• **SET PROBLEM**
Report each line below that contains the word "separator", copying every such line in full.

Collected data
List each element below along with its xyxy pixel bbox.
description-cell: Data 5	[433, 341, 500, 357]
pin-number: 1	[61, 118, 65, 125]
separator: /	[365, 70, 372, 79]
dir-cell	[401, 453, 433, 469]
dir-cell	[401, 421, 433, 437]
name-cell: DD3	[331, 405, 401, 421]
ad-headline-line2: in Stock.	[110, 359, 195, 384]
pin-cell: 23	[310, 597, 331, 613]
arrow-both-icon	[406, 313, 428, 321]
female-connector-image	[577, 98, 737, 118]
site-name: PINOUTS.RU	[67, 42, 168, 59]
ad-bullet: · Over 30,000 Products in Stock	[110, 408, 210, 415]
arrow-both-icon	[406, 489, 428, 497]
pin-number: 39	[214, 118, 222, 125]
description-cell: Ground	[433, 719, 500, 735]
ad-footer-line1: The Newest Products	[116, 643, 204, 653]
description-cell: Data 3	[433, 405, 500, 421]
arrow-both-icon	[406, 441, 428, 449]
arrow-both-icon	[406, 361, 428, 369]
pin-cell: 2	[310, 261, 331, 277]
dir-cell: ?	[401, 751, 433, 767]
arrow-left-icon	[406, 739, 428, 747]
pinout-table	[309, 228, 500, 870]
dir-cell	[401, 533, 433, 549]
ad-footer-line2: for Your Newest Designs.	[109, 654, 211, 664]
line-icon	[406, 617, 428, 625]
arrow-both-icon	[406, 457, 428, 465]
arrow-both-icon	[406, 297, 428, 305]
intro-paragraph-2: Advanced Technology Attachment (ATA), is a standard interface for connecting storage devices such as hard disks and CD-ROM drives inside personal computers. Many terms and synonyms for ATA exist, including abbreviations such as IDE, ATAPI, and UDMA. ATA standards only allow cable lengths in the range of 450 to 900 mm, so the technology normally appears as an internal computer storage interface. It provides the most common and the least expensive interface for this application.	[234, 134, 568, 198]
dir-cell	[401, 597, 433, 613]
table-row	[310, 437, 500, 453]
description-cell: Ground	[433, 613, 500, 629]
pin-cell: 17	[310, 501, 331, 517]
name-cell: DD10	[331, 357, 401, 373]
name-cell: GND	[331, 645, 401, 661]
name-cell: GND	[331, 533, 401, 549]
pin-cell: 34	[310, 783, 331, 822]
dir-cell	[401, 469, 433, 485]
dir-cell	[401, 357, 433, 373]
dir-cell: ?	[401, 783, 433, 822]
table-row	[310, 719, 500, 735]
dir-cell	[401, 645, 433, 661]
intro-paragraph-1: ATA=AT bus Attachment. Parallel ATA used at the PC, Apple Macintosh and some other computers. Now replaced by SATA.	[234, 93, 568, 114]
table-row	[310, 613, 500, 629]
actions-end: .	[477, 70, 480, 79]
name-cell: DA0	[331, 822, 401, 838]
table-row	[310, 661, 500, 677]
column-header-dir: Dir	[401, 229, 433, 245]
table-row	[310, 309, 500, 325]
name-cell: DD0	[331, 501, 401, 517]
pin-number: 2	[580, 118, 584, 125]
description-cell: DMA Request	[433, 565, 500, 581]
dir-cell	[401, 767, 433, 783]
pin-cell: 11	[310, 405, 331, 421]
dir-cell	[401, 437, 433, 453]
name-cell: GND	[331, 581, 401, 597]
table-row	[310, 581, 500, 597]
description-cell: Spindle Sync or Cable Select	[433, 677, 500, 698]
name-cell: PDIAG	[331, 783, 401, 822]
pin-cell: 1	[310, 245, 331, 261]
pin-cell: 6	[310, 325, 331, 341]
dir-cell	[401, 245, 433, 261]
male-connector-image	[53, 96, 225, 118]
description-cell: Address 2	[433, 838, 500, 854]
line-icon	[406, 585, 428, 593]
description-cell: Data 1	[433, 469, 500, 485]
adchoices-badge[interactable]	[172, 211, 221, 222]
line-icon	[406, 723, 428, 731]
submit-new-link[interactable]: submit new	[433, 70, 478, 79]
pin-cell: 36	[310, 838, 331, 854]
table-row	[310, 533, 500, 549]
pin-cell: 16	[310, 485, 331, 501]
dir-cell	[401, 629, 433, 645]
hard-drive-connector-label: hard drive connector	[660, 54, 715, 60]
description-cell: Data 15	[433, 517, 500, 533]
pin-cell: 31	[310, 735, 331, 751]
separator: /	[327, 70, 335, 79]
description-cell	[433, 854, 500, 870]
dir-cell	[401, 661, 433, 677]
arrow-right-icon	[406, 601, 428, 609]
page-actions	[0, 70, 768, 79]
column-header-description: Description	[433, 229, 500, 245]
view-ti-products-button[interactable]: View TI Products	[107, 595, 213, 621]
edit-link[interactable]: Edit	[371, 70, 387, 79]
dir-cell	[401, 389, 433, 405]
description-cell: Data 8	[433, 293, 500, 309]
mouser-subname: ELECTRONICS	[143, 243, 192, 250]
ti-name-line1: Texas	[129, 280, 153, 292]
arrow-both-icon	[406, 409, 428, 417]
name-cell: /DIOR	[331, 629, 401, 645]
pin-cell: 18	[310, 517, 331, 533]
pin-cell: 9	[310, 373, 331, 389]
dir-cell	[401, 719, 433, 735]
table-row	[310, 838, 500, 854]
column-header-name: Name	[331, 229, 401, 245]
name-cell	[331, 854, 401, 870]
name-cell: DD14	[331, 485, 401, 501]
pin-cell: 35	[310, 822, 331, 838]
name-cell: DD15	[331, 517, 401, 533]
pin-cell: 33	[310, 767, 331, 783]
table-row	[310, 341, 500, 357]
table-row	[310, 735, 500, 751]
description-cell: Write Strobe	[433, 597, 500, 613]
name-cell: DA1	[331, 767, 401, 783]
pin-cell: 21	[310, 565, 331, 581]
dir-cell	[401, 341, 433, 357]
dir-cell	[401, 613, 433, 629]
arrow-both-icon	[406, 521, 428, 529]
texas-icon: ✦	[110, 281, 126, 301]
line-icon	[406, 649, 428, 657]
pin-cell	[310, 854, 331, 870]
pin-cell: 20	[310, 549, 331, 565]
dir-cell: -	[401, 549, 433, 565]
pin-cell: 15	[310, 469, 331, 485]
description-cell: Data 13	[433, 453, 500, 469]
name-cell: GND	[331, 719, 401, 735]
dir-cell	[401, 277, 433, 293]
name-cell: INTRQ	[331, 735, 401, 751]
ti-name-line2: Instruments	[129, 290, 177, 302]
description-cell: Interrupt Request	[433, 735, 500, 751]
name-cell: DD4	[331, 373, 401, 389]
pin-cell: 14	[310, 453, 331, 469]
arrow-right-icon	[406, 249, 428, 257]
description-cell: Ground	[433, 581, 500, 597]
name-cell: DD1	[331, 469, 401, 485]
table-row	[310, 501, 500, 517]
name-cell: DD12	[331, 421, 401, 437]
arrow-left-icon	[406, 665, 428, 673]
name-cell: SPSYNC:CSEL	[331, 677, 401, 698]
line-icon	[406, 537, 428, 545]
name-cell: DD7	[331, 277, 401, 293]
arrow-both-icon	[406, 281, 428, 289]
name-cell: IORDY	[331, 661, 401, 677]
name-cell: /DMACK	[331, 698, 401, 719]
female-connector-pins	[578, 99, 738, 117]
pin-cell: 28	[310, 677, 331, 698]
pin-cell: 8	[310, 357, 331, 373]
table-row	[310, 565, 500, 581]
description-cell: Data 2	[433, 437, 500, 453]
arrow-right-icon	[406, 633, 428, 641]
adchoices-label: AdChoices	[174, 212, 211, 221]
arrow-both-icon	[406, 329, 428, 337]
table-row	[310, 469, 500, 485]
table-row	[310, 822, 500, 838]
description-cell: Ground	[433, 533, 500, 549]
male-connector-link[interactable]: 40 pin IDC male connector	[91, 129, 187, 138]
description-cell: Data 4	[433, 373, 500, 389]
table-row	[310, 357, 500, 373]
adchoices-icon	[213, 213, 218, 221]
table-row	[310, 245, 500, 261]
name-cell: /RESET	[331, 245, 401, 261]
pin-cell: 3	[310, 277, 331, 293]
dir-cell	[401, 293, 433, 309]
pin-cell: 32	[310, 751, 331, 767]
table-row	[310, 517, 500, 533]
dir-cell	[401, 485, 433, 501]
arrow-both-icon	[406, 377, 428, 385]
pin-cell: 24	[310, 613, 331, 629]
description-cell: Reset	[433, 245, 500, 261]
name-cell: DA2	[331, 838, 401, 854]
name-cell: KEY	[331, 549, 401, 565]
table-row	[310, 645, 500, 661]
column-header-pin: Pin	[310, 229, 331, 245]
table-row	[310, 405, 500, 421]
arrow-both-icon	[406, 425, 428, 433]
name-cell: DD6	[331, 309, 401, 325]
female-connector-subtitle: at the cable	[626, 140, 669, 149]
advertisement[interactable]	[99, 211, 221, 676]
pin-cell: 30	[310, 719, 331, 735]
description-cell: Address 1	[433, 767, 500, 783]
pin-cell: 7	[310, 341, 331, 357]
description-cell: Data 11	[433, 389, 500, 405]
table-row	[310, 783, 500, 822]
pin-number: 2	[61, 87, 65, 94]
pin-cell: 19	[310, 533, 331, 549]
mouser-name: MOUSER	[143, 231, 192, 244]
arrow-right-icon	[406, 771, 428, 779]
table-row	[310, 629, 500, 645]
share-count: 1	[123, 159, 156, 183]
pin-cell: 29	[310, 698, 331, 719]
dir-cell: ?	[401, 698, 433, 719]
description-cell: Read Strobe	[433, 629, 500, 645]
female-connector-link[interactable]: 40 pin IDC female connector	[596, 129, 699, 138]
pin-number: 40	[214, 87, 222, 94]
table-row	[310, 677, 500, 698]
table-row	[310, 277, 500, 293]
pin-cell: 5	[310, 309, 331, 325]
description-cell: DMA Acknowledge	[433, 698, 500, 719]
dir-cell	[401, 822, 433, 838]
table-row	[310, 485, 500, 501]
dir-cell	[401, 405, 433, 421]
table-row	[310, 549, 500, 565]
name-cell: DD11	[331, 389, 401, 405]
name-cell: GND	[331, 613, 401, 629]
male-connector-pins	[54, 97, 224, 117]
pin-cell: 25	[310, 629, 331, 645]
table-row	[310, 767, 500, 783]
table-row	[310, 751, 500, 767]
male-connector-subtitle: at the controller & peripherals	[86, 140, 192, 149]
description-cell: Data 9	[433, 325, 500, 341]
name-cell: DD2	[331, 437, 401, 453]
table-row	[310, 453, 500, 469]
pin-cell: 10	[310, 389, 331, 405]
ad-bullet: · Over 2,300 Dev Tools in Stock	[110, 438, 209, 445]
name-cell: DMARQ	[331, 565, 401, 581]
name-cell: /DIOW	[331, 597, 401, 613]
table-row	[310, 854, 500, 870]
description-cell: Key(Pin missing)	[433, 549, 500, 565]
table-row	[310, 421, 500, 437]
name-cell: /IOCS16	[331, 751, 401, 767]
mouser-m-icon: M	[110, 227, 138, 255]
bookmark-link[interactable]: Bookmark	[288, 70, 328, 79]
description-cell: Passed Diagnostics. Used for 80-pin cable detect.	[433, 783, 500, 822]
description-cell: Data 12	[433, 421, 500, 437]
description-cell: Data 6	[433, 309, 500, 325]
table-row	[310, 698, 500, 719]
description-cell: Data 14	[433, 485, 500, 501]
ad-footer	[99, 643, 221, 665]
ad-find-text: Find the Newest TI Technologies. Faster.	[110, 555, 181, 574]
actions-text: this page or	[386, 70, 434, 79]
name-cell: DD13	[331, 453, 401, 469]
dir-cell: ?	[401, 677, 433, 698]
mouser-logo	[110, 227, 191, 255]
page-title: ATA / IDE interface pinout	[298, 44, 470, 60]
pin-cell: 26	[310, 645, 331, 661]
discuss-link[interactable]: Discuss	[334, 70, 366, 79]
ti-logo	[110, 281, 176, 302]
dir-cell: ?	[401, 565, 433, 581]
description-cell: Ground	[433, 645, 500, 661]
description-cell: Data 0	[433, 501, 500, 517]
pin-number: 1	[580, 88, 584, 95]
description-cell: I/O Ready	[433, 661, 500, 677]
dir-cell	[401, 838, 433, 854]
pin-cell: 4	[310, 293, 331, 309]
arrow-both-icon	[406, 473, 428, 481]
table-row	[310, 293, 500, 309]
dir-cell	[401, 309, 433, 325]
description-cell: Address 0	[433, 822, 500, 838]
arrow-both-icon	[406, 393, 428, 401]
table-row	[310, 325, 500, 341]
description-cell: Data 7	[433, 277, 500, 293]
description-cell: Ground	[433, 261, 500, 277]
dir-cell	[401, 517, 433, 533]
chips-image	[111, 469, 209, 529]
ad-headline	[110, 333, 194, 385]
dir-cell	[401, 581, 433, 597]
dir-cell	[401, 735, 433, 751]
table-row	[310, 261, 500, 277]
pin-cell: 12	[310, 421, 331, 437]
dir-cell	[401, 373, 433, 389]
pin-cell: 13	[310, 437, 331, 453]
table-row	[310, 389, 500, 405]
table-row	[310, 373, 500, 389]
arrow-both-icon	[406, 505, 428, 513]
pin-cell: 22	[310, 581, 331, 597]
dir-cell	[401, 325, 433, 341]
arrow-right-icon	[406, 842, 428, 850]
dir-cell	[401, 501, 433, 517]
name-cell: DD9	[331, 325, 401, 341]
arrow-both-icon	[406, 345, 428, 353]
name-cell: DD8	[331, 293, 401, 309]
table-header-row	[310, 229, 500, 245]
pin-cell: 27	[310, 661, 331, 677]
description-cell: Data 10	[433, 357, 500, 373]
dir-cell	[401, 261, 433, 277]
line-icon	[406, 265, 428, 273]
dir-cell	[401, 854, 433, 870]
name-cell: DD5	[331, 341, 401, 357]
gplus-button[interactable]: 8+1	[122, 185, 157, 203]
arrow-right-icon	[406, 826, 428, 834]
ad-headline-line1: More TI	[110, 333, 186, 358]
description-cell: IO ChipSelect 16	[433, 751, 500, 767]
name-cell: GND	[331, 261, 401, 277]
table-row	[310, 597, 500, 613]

• **FINISHED EXERCISE**
separator: /	[365, 70, 372, 79]
separator: /	[327, 70, 335, 79]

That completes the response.